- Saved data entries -
◇ ◇ ◇ ◇ ◇

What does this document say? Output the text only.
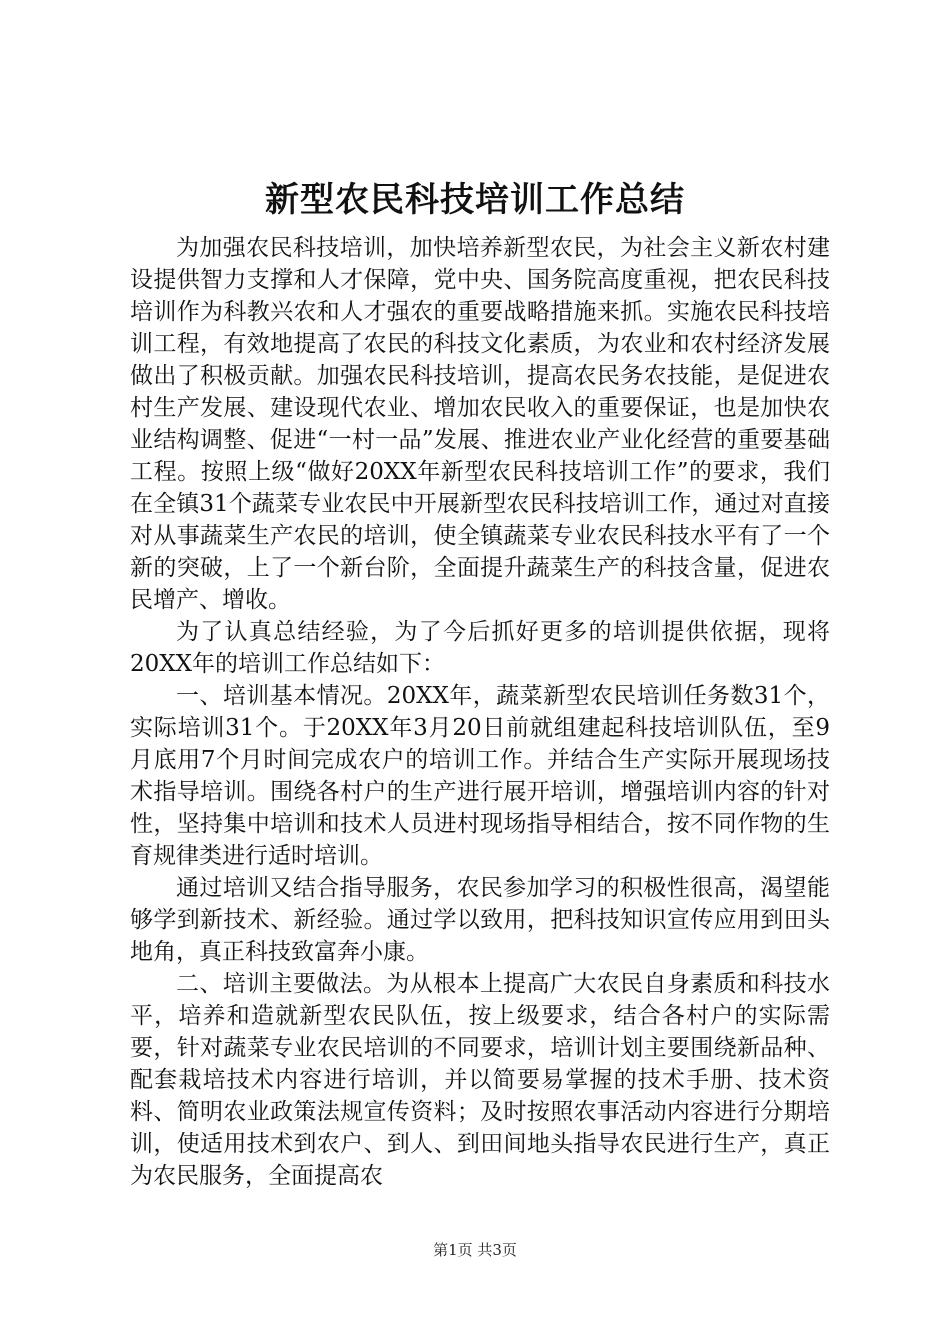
新型农民科技培训工作总结

为加强农民科技培训，加快培养新型农民，为社会主义新农村建设提供智力支撑和人才保障，党中央、国务院高度重视，把农民科技培训作为科教兴农和人才强农的重要战略措施来抓。实施农民科技培训工程，有效地提高了农民的科技文化素质，为农业和农村经济发展做出了积极贡献。加强农民科技培训，提高农民务农技能，是促进农村生产发展、建设现代农业、增加农民收入的重要保证，也是加快农业结构调整、促进“一村一品”发展、推进农业产业化经营的重要基础工程。按照上级“做好20XX年新型农民科技培训工作”的要求，我们在全镇31个蔬菜专业农民中开展新型农民科技培训工作，通过对直接对从事蔬菜生产农民的培训，使全镇蔬菜专业农民科技水平有了一个新的突破，上了一个新台阶，全面提升蔬菜生产的科技含量，促进农民增产、增收。

为了认真总结经验，为了今后抓好更多的培训提供依据，现将20XX年的培训工作总结如下：

一、培训基本情况。20XX年，蔬菜新型农民培训任务数31个，实际培训31个。于20XX年3月20日前就组建起科技培训队伍，至9月底用7个月时间完成农户的培训工作。并结合生产实际开展现场技术指导培训。围绕各村户的生产进行展开培训，增强培训内容的针对性，坚持集中培训和技术人员进村现场指导相结合，按不同作物的生育规律类进行适时培训。

通过培训又结合指导服务，农民参加学习的积极性很高，渴望能够学到新技术、新经验。通过学以致用，把科技知识宣传应用到田头地角，真正科技致富奔小康。

二、培训主要做法。为从根本上提高广大农民自身素质和科技水平，培养和造就新型农民队伍，按上级要求，结合各村户的实际需要，针对蔬菜专业农民培训的不同要求，培训计划主要围绕新品种、配套栽培技术内容进行培训，并以简要易掌握的技术手册、技术资料、简明农业政策法规宣传资料；及时按照农事活动内容进行分期培训，使适用技术到农户、到人、到田间地头指导农民进行生产，真正为农民服务，全面提高农

第1页 共3页
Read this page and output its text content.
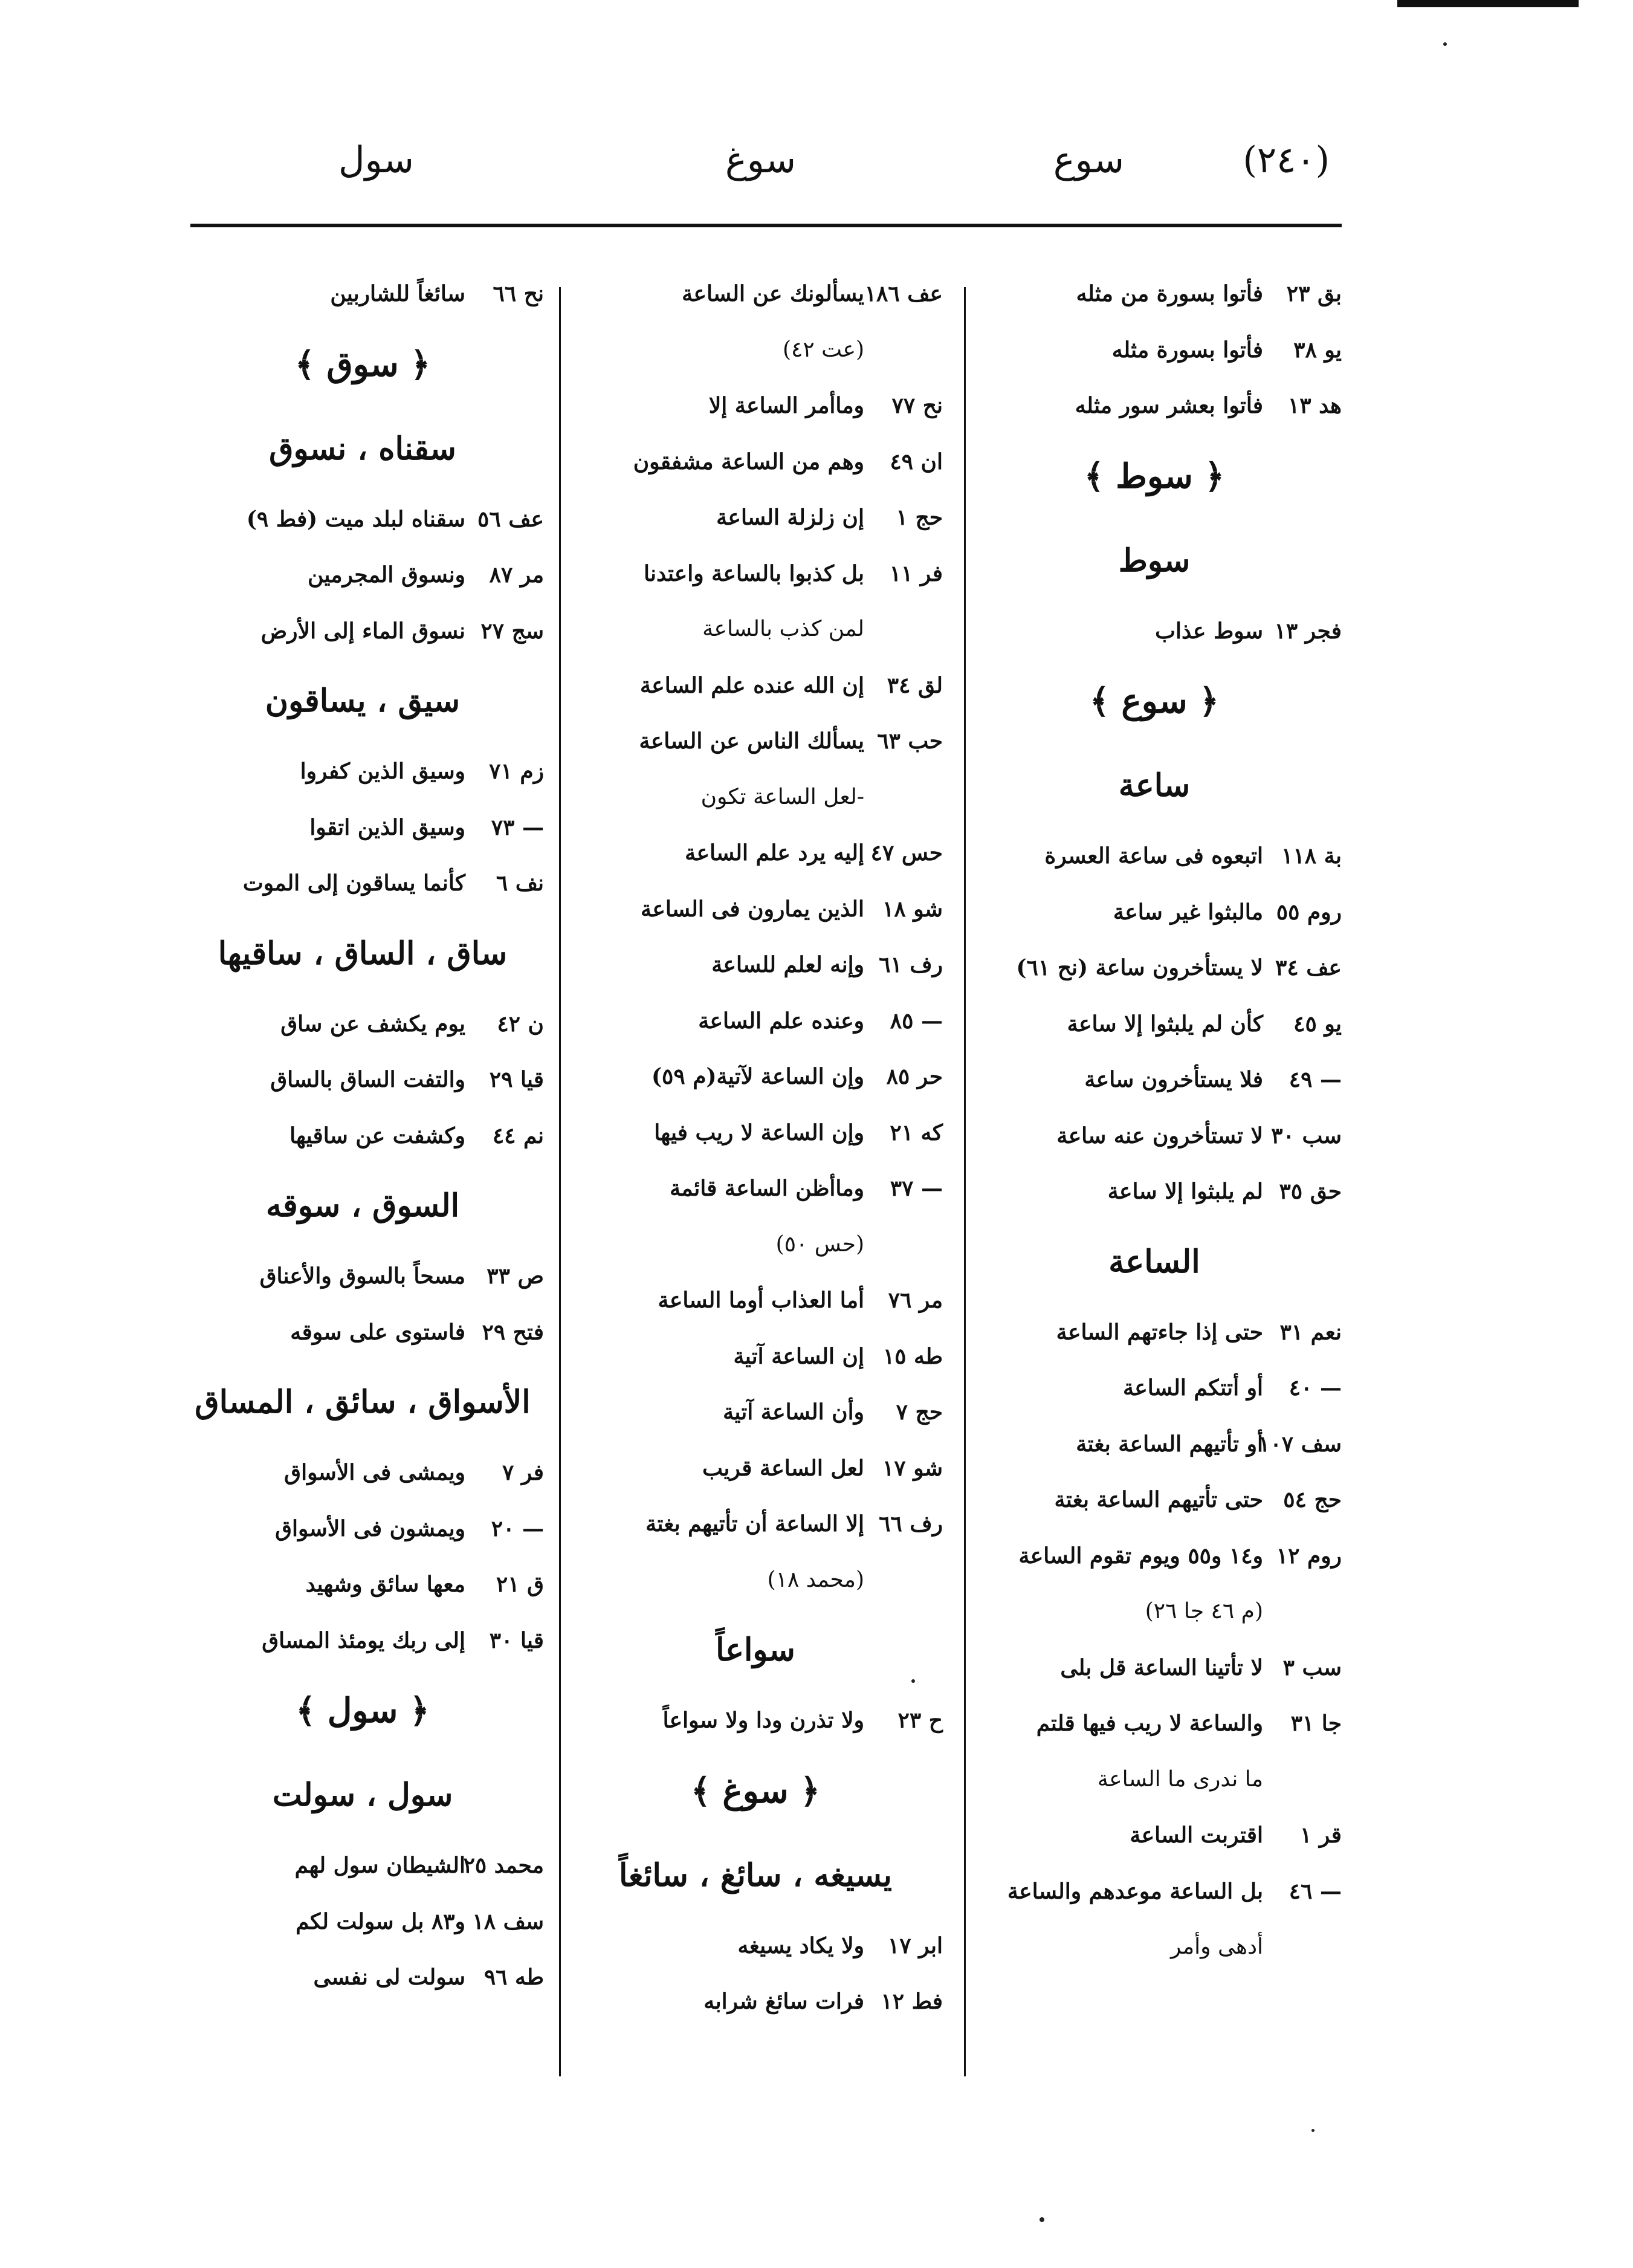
(٢٤٠)
سوع
سوغ
سول
بق ٢٣فأتوا بسورة من مثله
يو ٣٨فأتوا بسورة مثله
هد ١٣فأتوا بعشر سور مثله
﴿ سوط ﴾
سوط
فجر ١٣سوط عذاب
﴿ سوع ﴾
ساعة
بة ١١٨اتبعوه فى ساعة العسرة
روم ٥٥مالبثوا غير ساعة
عف ٣٤لا يستأخرون ساعة (نح ٦١)
يو ٤٥كأن لم يلبثوا إلا ساعة
— ٤٩فلا يستأخرون ساعة
سب ٣٠لا تستأخرون عنه ساعة
حق ٣٥لم يلبثوا إلا ساعة
الساعة
نعم ٣١حتى إذا جاءتهم الساعة
— ٤٠أو أتتكم الساعة
سف ١٠٧أو تأتيهم الساعة بغتة
حج ٥٤حتى تأتيهم الساعة بغتة
روم ١٢و١٤ و٥٥ ويوم تقوم الساعة
(م ٤٦ جا ٢٦)
سب ٣لا تأتينا الساعة قل بلى
جا ٣١والساعة لا ريب فيها قلتم
ما ندرى ما الساعة
قر ١اقتربت الساعة
— ٤٦بل الساعة موعدهم والساعة
أدهى وأمر
عف ١٨٦يسألونك عن الساعة
(عت ٤٢)
نح ٧٧وماأمر الساعة إلا
ان ٤٩وهم من الساعة مشفقون
حج ١إن زلزلة الساعة
فر ١١بل كذبوا بالساعة واعتدنا
لمن كذب بالساعة
لق ٣٤إن الله عنده علم الساعة
حب ٦٣يسألك الناس عن الساعة
-لعل الساعة تكون
حس ٤٧إليه يرد علم الساعة
شو ١٨الذين يمارون فى الساعة
رف ٦١وإنه لعلم للساعة
— ٨٥وعنده علم الساعة
حر ٨٥وإن الساعة لآتية(م ٥٩)
كه ٢١وإن الساعة لا ريب فيها
— ٣٧وماأظن الساعة قائمة
(حس ٥٠)
مر ٧٦أما العذاب أوما الساعة
طه ١٥إن الساعة آتية
حج ٧وأن الساعة آتية
شو ١٧لعل الساعة قريب
رف ٦٦إلا الساعة أن تأتيهم بغتة
(محمد ١٨)
سواعاً
ح ٢٣ولا تذرن ودا ولا سواعاً
﴿ سوغ ﴾
يسيغه ، سائغ ، سائغاً
ابر ١٧ولا يكاد يسيغه
فط ١٢فرات سائغ شرابه
نح ٦٦سائغاً للشاربين
﴿ سوق ﴾
سقناه ، نسوق
عف ٥٦سقناه لبلد ميت (فط ٩)
مر ٨٧ونسوق المجرمين
سج ٢٧نسوق الماء إلى الأرض
سيق ، يساقون
زم ٧١وسيق الذين كفروا
— ٧٣وسيق الذين اتقوا
نف ٦كأنما يساقون إلى الموت
ساق ، الساق ، ساقيها
ن ٤٢يوم يكشف عن ساق
قيا ٢٩والتفت الساق بالساق
نم ٤٤وكشفت عن ساقيها
السوق ، سوقه
ص ٣٣مسحاً بالسوق والأعناق
فتح ٢٩فاستوى على سوقه
الأسواق ، سائق ، المساق
فر ٧ويمشى فى الأسواق
— ٢٠ويمشون فى الأسواق
ق ٢١معها سائق وشهيد
قيا ٣٠إلى ربك يومئذ المساق
﴿ سول ﴾
سول ، سولت
محمد ٢٥الشيطان سول لهم
سف ١٨و٨٣ بل سولت لكم
طه ٩٦سولت لى نفسى
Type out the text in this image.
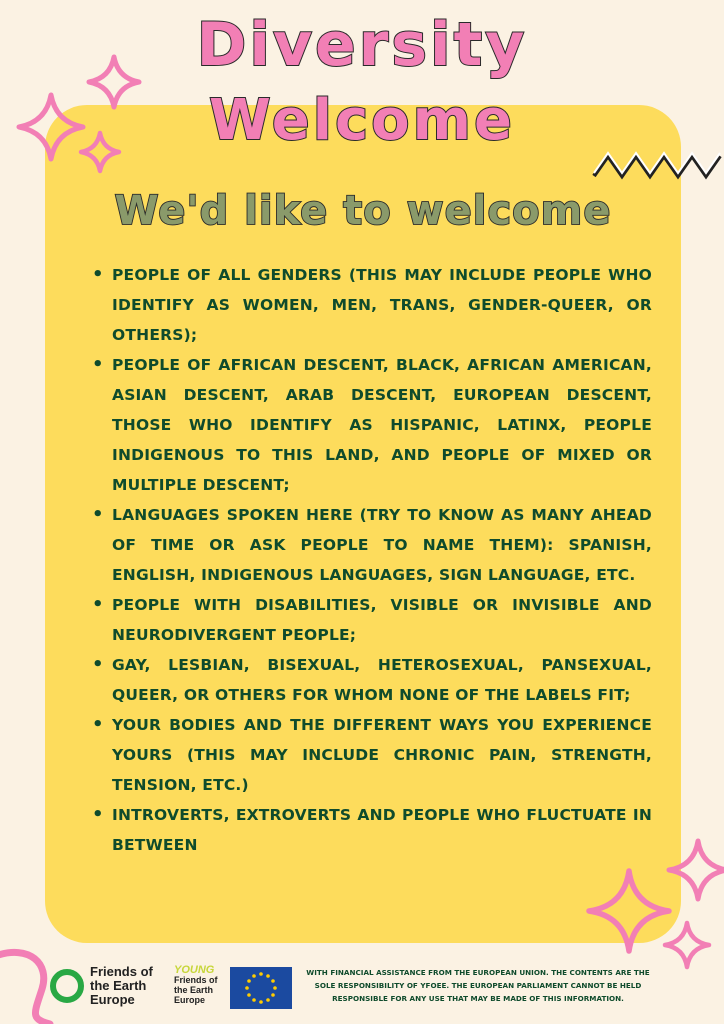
Diversity
Welcome
We'd like to welcome
• PEOPLE OF ALL GENDERS (THIS MAY INCLUDE PEOPLE WHO IDENTIFY AS WOMEN, MEN, TRANS, GENDER-QUEER, OR OTHERS);
• PEOPLE OF AFRICAN DESCENT, BLACK, AFRICAN AMERICAN, ASIAN DESCENT, ARAB DESCENT, EUROPEAN DESCENT, THOSE WHO IDENTIFY AS HISPANIC, LATINX, PEOPLE INDIGENOUS TO THIS LAND, AND PEOPLE OF MIXED OR MULTIPLE DESCENT;
• LANGUAGES SPOKEN HERE (TRY TO KNOW AS MANY AHEAD OF TIME OR ASK PEOPLE TO NAME THEM): SPANISH, ENGLISH, INDIGENOUS LANGUAGES, SIGN LANGUAGE, ETC.
• PEOPLE WITH DISABILITIES, VISIBLE OR INVISIBLE AND NEURODIVERGENT PEOPLE;
• GAY, LESBIAN, BISEXUAL, HETEROSEXUAL, PANSEXUAL, QUEER, OR OTHERS FOR WHOM NONE OF THE LABELS FIT;
• YOUR BODIES AND THE DIFFERENT WAYS YOU EXPERIENCE YOURS (THIS MAY INCLUDE CHRONIC PAIN, STRENGTH, TENSION, ETC.)
• INTROVERTS, EXTROVERTS AND PEOPLE WHO FLUCTUATE IN BETWEEN
Friends of
the Earth
Europe
YOUNG
Friends of
the Earth
Europe
WITH FINANCIAL ASSISTANCE FROM THE EUROPEAN UNION. THE CONTENTS ARE THE SOLE RESPONSIBILITY OF YFOEE. THE EUROPEAN PARLIAMENT CANNOT BE HELD RESPONSIBLE FOR ANY USE THAT MAY BE MADE OF THIS INFORMATION.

◇ ◇ ◇ ◇ ◇

- Short task -
Search the preceding listing for the word "OTHERS" and pull out every line that holds it.

- Solution for this task -
• PEOPLE OF ALL GENDERS (THIS MAY INCLUDE PEOPLE WHO IDENTIFY AS WOMEN, MEN, TRANS, GENDER-QUEER, OR OTHERS);
• GAY, LESBIAN, BISEXUAL, HETEROSEXUAL, PANSEXUAL, QUEER, OR OTHERS FOR WHOM NONE OF THE LABELS FIT;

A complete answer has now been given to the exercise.